═════ Dataset rows
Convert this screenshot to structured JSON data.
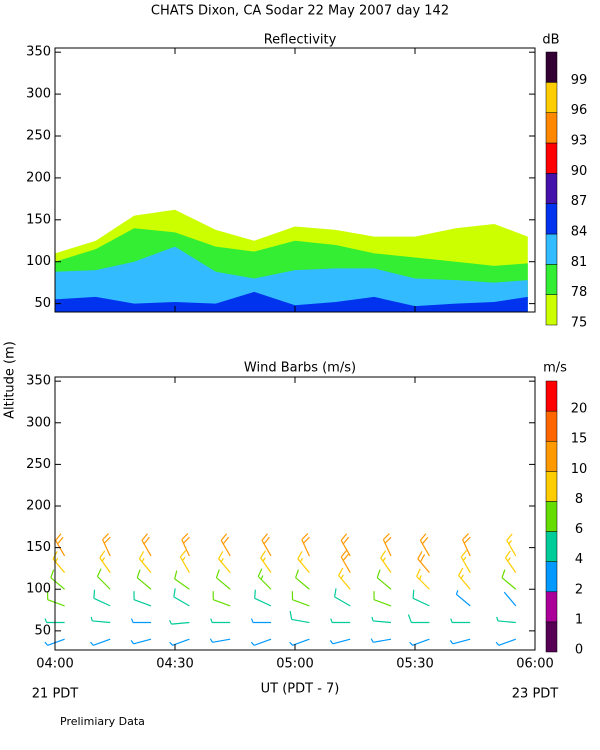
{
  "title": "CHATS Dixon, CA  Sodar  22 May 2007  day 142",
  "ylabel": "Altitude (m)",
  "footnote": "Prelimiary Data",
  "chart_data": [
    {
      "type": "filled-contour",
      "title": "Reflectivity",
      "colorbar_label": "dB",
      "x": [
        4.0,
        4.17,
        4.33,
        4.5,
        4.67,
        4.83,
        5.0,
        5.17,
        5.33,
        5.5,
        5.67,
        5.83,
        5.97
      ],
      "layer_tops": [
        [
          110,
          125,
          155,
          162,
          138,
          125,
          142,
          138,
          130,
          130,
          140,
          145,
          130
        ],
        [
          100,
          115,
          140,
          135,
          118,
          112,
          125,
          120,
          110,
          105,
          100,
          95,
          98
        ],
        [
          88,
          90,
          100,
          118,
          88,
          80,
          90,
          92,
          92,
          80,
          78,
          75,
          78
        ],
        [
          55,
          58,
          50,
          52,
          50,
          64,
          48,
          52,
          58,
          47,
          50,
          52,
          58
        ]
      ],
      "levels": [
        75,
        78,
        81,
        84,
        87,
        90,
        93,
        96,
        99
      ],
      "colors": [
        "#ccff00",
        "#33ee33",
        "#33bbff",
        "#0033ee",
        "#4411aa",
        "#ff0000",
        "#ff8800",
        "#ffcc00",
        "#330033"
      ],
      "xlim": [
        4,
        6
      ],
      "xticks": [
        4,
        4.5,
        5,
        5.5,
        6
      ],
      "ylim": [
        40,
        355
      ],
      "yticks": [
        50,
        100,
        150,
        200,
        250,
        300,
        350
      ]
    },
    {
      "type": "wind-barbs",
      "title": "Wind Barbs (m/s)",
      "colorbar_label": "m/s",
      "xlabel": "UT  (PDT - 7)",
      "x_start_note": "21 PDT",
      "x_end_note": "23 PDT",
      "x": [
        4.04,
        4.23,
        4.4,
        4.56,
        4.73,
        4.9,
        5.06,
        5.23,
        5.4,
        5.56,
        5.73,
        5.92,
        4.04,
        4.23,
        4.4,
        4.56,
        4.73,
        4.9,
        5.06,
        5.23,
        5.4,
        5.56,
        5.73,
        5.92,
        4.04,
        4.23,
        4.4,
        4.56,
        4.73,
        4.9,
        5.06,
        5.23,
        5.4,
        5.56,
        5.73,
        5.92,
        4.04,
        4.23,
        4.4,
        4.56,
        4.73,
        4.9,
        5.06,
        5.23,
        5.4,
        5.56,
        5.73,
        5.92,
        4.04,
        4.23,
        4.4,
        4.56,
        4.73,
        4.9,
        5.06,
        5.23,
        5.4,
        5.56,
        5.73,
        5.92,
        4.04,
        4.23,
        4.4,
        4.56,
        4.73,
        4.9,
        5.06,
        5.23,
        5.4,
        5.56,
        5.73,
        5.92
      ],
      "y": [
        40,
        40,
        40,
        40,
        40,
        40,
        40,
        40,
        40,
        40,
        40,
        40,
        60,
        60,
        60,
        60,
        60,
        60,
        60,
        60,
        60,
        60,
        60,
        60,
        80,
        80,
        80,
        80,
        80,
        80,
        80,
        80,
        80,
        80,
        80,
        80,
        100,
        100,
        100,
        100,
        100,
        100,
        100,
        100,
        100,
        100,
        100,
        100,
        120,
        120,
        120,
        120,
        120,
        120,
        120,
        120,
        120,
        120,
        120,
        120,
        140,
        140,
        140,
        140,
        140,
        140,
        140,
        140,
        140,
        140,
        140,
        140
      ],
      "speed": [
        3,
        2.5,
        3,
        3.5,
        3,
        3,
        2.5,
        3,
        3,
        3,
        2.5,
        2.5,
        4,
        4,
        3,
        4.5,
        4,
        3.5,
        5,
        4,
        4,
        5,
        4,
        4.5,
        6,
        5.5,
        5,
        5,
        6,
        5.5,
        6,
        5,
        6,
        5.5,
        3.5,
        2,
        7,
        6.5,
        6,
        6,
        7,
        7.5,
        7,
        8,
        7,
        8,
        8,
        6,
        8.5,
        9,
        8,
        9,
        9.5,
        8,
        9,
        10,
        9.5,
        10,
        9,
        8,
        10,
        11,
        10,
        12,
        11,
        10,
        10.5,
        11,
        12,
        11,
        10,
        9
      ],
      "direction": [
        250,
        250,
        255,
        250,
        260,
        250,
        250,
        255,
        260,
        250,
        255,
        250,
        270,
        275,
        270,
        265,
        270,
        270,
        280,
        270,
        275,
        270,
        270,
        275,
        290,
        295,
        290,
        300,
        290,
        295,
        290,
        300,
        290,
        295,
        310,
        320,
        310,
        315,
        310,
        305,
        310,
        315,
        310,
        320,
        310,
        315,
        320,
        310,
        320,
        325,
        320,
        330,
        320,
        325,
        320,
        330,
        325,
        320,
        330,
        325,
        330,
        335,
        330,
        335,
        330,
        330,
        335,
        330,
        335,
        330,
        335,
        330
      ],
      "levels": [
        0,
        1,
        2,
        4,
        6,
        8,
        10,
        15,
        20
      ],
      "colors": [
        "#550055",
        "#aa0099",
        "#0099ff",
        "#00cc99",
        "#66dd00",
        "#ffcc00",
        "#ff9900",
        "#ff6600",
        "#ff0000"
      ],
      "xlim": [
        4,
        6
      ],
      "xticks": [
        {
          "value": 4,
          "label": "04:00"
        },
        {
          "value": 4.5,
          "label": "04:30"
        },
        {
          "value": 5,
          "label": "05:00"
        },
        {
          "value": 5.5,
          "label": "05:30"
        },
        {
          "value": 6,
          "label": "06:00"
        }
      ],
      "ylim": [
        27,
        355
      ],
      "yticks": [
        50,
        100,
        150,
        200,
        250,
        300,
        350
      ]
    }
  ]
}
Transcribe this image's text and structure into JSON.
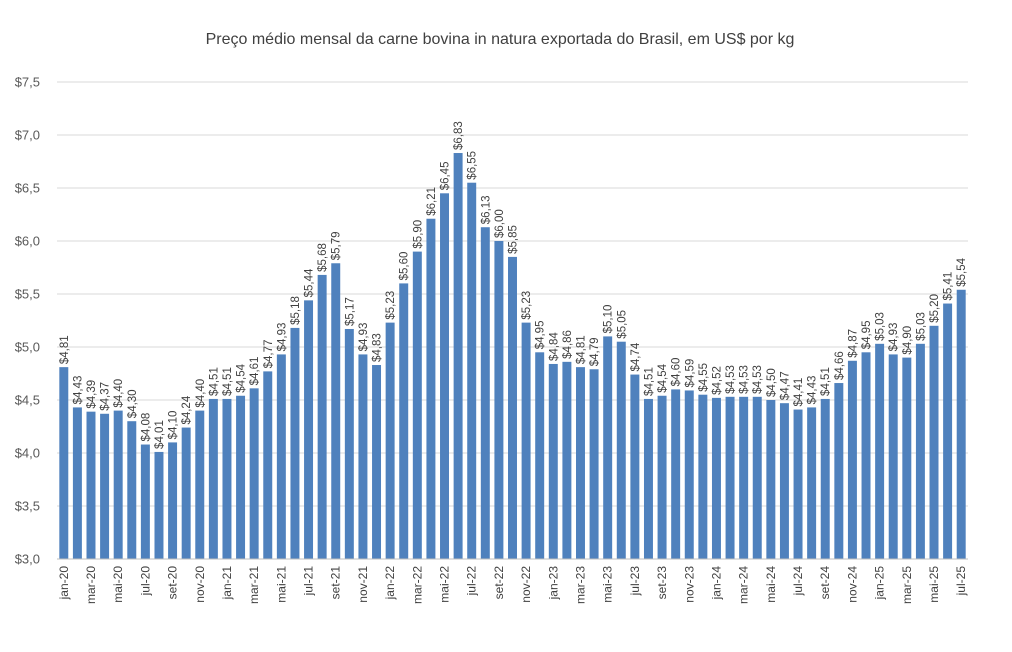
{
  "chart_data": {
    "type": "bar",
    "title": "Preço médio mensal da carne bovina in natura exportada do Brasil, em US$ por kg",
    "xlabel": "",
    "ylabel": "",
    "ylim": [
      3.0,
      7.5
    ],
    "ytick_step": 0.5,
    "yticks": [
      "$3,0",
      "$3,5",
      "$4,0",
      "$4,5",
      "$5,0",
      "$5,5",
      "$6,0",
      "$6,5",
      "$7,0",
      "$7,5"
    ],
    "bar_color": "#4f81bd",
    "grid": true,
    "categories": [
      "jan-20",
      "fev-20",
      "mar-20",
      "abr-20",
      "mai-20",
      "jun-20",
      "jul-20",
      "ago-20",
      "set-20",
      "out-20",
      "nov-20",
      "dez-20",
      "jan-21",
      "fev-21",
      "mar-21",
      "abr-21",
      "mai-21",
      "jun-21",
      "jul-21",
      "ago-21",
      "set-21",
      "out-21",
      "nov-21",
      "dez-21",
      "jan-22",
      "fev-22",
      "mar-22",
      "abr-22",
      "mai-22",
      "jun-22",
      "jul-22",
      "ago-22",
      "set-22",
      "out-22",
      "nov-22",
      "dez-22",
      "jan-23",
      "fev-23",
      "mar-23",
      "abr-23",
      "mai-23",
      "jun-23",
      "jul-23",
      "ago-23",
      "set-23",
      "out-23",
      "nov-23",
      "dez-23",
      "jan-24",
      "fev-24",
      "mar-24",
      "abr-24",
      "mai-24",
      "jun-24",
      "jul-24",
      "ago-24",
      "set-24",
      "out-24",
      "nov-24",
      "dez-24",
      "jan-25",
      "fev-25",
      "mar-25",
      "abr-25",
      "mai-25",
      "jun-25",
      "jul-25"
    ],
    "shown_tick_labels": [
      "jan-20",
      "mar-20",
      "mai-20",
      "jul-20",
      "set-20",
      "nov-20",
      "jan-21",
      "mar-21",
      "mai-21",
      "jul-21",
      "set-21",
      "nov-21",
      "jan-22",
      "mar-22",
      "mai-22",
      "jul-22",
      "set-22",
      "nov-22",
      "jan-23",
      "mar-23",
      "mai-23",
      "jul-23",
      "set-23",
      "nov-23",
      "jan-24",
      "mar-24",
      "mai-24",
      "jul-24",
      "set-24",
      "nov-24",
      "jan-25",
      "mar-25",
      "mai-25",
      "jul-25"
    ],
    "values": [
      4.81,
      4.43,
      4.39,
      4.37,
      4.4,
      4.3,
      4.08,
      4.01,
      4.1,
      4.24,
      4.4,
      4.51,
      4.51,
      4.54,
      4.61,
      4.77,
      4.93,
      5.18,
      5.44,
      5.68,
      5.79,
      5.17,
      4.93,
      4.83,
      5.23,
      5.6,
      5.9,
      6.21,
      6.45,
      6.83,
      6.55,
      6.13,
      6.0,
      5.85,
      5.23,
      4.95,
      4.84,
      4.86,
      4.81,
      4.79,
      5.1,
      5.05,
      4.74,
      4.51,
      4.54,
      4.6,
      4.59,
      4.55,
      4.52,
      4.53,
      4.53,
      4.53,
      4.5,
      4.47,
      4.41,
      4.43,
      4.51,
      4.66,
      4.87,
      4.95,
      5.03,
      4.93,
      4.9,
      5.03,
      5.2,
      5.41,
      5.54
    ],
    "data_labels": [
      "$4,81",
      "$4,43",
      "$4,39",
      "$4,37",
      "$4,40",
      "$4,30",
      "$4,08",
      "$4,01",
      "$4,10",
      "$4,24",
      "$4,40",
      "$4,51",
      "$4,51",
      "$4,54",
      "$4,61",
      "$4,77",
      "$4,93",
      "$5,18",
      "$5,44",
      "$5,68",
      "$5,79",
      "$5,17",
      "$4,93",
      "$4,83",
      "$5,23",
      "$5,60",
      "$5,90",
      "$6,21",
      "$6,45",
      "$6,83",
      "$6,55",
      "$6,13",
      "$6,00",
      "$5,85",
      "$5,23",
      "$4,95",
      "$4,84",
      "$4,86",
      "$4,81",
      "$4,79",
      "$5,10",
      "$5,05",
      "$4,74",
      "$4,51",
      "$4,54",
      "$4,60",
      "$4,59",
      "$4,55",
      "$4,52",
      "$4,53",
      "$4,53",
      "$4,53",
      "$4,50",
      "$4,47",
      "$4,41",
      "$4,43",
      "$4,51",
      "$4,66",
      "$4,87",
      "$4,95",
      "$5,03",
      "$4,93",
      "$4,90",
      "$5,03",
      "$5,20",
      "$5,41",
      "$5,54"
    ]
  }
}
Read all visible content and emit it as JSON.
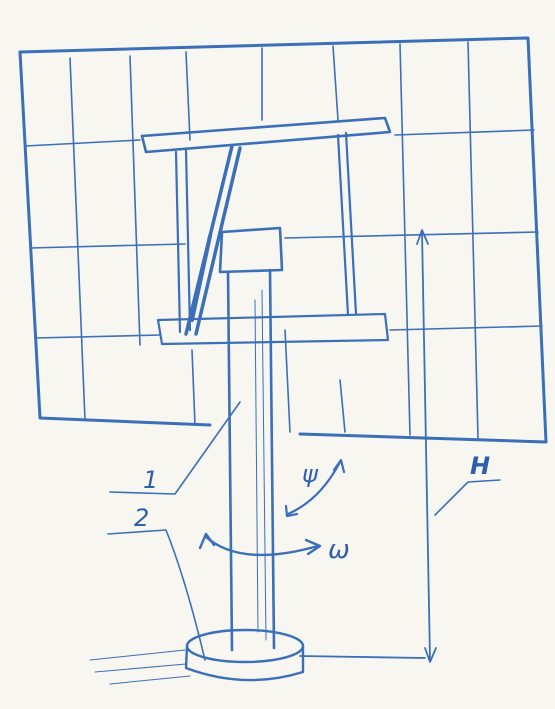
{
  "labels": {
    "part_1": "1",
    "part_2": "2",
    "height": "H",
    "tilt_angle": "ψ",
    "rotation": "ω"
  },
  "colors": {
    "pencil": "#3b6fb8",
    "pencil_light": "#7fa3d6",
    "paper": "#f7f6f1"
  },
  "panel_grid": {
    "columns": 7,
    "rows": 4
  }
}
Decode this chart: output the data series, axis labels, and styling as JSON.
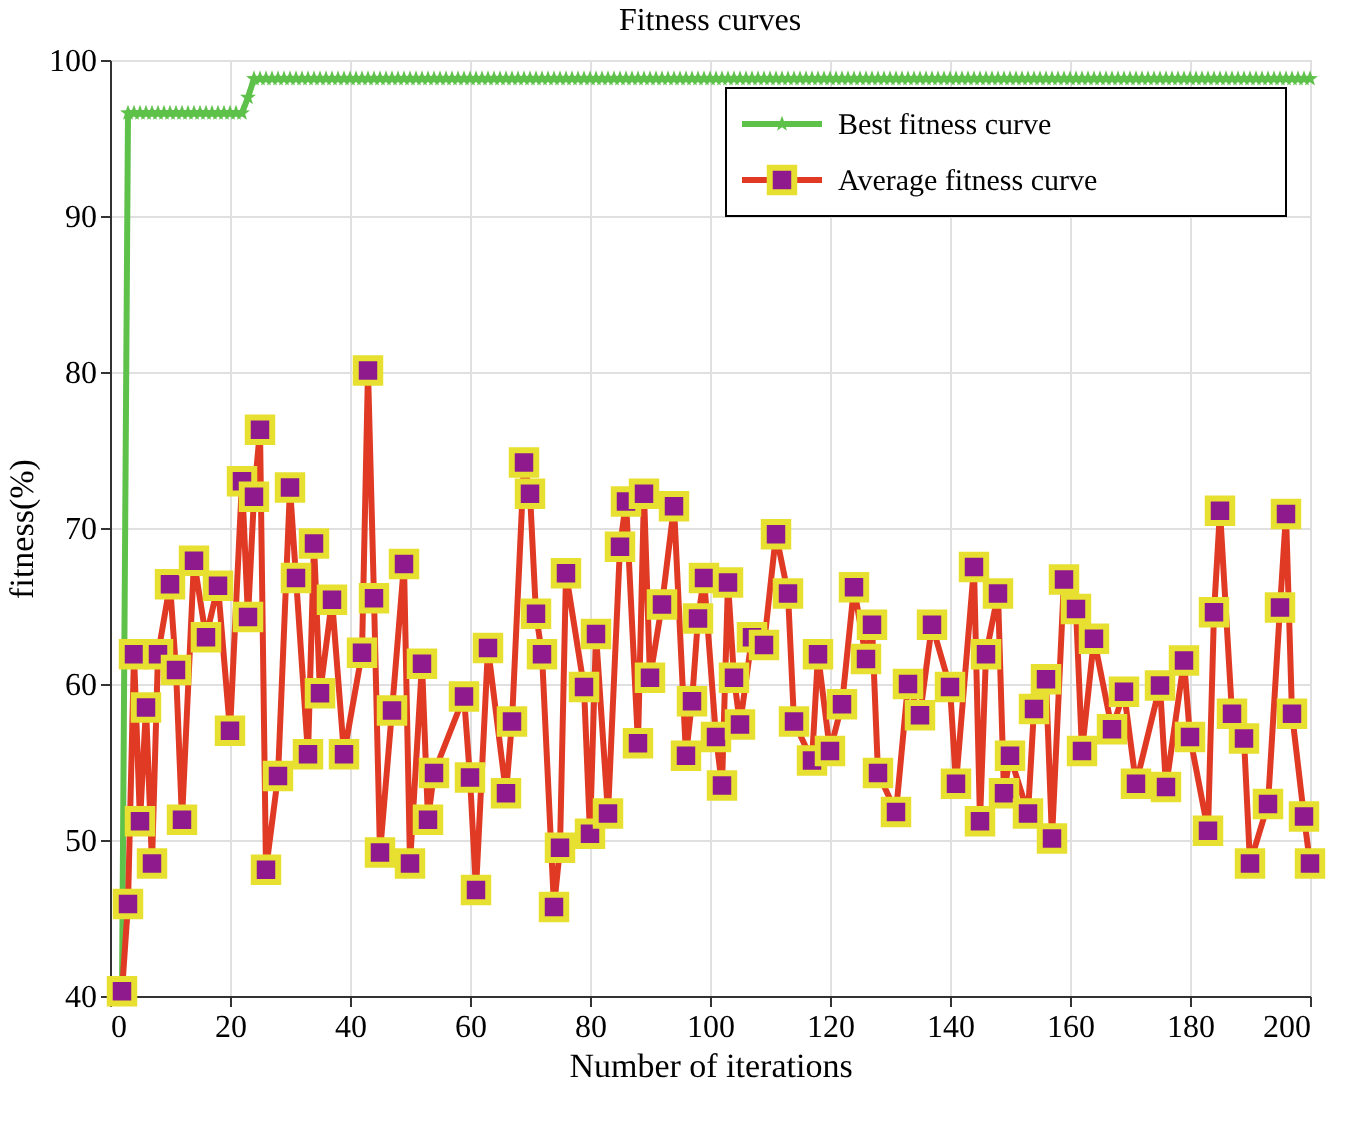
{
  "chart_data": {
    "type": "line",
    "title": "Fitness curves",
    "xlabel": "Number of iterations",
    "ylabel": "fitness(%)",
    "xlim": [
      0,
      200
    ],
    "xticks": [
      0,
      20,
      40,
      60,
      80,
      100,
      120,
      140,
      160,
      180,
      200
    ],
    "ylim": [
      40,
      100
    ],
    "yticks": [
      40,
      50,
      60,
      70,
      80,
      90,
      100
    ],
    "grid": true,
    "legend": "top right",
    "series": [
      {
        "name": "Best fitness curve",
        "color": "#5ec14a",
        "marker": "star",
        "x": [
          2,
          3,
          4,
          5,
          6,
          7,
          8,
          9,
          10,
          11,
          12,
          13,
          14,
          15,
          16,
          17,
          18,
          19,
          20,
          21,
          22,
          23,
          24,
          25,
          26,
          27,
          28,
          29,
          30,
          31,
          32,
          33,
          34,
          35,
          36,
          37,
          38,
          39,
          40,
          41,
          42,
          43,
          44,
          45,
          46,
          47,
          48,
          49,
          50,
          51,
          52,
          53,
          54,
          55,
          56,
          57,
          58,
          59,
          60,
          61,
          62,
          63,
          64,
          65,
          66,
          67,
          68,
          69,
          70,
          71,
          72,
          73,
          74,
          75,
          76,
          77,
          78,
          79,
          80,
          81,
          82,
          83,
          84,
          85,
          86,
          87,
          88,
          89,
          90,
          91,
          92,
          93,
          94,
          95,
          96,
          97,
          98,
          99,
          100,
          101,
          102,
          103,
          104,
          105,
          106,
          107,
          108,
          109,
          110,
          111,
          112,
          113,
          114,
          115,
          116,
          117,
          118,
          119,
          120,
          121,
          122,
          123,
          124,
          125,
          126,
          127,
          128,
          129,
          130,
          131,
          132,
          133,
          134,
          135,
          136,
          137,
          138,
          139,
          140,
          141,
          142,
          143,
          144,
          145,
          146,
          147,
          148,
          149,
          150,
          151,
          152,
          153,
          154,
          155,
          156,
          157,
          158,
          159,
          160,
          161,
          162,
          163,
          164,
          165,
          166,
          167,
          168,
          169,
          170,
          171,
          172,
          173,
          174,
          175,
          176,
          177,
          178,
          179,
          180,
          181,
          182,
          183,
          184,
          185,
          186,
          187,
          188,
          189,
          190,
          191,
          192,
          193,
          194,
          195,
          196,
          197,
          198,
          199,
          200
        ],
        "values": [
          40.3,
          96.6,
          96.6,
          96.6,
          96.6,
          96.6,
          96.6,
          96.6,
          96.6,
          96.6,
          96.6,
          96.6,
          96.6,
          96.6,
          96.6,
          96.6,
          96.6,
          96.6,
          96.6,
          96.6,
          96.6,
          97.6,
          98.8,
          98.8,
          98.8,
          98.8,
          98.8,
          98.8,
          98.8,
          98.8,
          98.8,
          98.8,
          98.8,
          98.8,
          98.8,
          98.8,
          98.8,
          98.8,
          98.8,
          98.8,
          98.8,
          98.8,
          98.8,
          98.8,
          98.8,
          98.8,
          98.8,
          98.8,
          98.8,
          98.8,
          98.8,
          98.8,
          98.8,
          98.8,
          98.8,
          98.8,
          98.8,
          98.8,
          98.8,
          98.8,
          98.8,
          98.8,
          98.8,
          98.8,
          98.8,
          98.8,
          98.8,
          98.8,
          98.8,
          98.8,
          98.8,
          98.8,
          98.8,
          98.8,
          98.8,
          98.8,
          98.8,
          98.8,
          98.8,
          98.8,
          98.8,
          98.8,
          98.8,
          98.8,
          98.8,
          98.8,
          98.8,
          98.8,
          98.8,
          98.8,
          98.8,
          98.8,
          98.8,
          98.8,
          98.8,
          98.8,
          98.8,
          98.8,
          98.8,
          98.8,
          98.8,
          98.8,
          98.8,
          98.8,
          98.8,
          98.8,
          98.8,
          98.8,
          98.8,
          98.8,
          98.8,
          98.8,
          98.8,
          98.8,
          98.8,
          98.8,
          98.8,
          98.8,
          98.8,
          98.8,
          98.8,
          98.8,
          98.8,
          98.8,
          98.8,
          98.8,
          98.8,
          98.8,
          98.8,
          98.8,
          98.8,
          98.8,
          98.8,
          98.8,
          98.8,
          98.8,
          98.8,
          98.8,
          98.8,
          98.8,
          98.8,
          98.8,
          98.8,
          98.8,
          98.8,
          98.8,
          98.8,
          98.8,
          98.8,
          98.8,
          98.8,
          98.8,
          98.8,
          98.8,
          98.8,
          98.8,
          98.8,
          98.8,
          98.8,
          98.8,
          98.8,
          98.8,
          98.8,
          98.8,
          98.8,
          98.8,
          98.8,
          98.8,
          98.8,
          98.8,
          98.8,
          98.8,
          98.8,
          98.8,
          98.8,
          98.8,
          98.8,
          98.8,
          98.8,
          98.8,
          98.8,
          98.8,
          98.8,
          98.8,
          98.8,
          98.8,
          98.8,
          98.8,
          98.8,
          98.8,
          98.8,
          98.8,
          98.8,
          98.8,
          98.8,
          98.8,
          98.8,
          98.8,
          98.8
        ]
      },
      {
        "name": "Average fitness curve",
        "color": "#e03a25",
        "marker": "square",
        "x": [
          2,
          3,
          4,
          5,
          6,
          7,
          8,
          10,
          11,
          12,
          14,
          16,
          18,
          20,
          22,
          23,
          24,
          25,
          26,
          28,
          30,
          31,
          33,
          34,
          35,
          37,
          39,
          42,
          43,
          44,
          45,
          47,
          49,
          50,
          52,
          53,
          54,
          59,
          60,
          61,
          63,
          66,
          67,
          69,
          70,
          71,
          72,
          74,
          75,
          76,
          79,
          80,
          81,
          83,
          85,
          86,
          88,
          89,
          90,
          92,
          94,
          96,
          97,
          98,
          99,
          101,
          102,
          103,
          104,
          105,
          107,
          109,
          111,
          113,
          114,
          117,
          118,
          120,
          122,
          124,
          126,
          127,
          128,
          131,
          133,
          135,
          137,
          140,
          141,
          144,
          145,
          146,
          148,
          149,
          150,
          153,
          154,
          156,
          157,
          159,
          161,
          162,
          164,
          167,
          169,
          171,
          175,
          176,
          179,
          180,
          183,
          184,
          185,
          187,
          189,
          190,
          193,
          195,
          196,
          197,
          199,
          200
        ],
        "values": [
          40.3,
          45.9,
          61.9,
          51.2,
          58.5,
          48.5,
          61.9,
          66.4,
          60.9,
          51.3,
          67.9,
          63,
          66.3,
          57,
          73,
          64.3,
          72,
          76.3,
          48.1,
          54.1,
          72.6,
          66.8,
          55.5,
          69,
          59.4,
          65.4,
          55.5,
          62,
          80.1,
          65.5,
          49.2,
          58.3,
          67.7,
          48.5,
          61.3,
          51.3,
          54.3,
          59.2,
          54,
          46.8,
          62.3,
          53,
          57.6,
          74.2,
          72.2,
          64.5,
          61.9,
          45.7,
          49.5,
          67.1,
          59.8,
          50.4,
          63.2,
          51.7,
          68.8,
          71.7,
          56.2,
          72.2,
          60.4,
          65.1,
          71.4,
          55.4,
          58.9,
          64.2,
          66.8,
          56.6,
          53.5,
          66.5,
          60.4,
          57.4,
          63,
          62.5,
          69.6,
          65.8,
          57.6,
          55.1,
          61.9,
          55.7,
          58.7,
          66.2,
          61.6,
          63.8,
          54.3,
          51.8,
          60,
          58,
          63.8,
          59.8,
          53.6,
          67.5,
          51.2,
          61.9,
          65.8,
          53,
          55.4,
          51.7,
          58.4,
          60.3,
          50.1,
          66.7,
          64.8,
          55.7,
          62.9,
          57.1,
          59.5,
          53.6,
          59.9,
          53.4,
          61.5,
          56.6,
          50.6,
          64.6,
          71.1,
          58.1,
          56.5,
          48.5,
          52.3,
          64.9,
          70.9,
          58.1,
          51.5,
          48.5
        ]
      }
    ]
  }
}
══════════
**Set task**: Copy every line of the listing containing the string "xlabel".

**Correct result**:
      "xlabel": "UT  (PDT - 7)",
    "xlabel": "",
    "xlabel": "Number of iterations",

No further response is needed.